Tally the lines below that contain "towel". The number is the whole answer.

[Stored data]:
·····

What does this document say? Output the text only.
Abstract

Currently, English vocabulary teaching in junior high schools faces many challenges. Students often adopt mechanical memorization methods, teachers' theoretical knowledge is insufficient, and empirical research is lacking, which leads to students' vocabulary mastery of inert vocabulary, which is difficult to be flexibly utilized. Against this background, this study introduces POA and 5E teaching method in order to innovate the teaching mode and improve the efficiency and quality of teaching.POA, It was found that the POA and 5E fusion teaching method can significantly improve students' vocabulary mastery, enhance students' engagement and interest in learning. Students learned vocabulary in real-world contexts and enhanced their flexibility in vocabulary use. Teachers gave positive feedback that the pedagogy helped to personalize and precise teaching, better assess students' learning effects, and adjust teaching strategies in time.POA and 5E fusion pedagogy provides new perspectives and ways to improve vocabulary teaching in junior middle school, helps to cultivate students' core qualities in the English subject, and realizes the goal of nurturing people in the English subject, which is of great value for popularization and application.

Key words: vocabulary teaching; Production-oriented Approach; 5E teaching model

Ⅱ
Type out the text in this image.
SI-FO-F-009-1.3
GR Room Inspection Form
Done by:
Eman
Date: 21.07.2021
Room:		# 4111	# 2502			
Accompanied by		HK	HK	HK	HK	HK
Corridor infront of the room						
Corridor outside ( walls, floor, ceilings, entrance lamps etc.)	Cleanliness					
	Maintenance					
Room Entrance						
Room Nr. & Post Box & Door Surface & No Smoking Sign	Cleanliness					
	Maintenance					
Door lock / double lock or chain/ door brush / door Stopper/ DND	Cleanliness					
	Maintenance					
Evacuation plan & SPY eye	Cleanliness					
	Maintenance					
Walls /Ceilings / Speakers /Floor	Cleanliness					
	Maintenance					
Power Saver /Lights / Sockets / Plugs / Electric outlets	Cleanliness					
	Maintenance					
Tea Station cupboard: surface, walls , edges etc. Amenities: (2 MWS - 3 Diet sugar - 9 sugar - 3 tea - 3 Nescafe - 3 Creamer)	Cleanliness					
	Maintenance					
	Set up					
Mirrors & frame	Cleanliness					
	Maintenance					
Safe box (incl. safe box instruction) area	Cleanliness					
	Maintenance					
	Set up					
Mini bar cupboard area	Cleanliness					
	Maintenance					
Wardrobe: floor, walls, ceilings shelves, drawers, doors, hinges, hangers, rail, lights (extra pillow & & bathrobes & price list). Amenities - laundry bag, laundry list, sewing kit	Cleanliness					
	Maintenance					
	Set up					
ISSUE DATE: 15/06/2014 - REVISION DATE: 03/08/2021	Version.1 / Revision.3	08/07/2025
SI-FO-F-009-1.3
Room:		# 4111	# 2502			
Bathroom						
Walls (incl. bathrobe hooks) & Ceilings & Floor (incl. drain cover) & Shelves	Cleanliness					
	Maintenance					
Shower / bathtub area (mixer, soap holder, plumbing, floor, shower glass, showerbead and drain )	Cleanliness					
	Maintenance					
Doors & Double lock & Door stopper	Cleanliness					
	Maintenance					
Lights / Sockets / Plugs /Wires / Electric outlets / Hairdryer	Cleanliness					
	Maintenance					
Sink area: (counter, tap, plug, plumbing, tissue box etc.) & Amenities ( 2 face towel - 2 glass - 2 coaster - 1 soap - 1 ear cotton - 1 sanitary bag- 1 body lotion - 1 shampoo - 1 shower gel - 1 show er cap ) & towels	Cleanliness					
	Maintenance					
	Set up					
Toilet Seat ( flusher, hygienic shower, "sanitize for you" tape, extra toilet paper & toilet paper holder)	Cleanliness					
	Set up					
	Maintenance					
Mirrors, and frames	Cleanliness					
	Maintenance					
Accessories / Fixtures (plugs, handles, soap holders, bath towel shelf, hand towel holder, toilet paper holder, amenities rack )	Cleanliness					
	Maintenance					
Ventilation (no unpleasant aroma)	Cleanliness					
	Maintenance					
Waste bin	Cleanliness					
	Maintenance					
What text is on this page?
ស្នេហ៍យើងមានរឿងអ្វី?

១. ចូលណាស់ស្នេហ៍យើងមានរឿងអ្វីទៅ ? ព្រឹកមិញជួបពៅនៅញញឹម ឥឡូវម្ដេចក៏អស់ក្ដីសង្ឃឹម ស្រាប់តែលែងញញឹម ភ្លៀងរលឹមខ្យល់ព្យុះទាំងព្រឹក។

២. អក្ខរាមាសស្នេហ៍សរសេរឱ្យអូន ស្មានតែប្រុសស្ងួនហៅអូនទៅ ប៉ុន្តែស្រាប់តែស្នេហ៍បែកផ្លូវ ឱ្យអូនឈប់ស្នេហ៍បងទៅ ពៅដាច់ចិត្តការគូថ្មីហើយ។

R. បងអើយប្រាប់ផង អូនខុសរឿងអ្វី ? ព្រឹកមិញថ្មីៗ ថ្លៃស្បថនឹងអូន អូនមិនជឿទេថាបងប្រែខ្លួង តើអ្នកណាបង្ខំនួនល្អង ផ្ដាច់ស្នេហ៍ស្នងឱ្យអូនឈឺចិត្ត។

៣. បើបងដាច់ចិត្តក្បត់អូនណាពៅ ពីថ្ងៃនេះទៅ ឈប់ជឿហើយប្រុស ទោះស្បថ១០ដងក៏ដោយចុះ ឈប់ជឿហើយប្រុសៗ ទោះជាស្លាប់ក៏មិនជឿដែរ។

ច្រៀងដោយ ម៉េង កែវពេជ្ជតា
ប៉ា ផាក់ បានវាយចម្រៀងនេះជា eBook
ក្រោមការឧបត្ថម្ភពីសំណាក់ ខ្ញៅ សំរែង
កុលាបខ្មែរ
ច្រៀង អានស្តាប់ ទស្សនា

·····

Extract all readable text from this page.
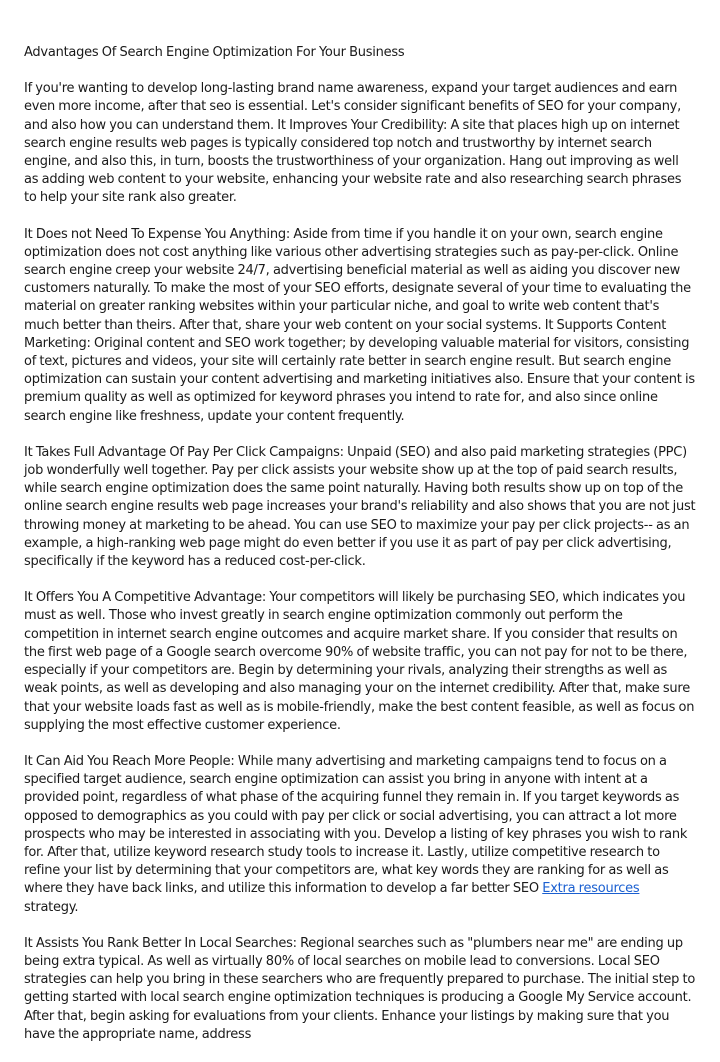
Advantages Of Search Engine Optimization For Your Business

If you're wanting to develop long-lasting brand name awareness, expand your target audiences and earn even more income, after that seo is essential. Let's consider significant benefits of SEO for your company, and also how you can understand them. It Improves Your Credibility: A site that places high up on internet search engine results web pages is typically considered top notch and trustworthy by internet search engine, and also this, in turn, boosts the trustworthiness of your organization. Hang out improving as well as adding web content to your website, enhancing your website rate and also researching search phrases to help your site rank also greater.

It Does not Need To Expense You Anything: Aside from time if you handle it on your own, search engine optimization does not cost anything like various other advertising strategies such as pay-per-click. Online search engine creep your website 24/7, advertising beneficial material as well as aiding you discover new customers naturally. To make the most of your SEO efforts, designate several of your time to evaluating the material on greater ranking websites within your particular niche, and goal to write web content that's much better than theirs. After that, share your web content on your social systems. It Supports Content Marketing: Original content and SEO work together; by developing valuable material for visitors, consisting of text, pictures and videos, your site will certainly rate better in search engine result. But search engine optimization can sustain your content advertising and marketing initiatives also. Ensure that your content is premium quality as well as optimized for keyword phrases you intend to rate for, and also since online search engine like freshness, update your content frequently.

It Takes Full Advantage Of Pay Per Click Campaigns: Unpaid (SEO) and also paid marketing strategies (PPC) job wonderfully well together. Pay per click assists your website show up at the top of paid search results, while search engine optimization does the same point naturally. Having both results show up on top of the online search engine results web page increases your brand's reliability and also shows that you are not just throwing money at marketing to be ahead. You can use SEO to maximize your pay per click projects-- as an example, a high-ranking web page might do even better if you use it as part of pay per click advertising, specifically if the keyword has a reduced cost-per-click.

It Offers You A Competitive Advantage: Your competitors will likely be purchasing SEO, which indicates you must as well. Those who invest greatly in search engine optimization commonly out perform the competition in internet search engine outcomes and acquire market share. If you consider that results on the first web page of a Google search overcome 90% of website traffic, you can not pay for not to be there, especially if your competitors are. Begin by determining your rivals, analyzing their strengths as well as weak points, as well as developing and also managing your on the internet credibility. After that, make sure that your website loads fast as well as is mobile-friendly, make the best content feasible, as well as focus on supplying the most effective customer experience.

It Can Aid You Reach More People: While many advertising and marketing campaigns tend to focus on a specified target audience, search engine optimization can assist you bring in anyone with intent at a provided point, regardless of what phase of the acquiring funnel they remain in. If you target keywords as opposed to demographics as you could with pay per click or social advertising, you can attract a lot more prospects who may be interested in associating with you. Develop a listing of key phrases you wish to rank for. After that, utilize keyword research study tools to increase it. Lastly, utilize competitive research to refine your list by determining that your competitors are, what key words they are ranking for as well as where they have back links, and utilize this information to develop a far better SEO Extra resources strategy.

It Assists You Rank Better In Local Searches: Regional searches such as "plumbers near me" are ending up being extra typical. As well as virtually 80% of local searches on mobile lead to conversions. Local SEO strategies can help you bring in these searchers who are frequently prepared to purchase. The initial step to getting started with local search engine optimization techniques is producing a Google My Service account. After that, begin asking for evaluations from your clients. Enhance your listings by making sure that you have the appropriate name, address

·····

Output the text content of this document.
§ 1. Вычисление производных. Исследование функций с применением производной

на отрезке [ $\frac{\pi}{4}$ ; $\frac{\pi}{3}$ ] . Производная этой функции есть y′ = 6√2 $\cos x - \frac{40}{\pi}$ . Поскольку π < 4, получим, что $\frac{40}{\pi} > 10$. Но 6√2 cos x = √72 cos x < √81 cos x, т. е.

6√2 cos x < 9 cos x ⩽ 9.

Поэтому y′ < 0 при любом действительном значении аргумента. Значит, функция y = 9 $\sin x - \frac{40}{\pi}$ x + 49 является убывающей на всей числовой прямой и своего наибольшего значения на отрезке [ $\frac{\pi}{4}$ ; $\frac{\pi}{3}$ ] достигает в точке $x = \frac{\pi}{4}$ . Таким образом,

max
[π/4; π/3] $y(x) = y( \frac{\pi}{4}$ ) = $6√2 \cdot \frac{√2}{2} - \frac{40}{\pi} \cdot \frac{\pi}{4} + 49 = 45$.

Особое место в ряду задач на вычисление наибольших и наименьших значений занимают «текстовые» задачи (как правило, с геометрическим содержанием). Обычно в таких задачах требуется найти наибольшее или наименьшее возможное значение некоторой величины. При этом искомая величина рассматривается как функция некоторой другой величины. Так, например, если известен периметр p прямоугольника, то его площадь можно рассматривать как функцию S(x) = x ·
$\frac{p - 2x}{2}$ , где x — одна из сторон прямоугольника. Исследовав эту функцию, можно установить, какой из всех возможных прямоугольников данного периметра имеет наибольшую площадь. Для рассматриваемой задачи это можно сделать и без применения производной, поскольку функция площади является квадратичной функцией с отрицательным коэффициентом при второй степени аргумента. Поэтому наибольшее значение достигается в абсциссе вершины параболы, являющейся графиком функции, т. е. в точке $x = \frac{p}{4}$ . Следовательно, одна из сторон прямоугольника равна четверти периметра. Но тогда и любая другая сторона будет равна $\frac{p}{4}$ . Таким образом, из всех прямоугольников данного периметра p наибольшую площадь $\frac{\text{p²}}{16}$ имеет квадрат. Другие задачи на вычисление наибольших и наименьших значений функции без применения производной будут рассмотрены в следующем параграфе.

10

·····

[Solved exercise]: 2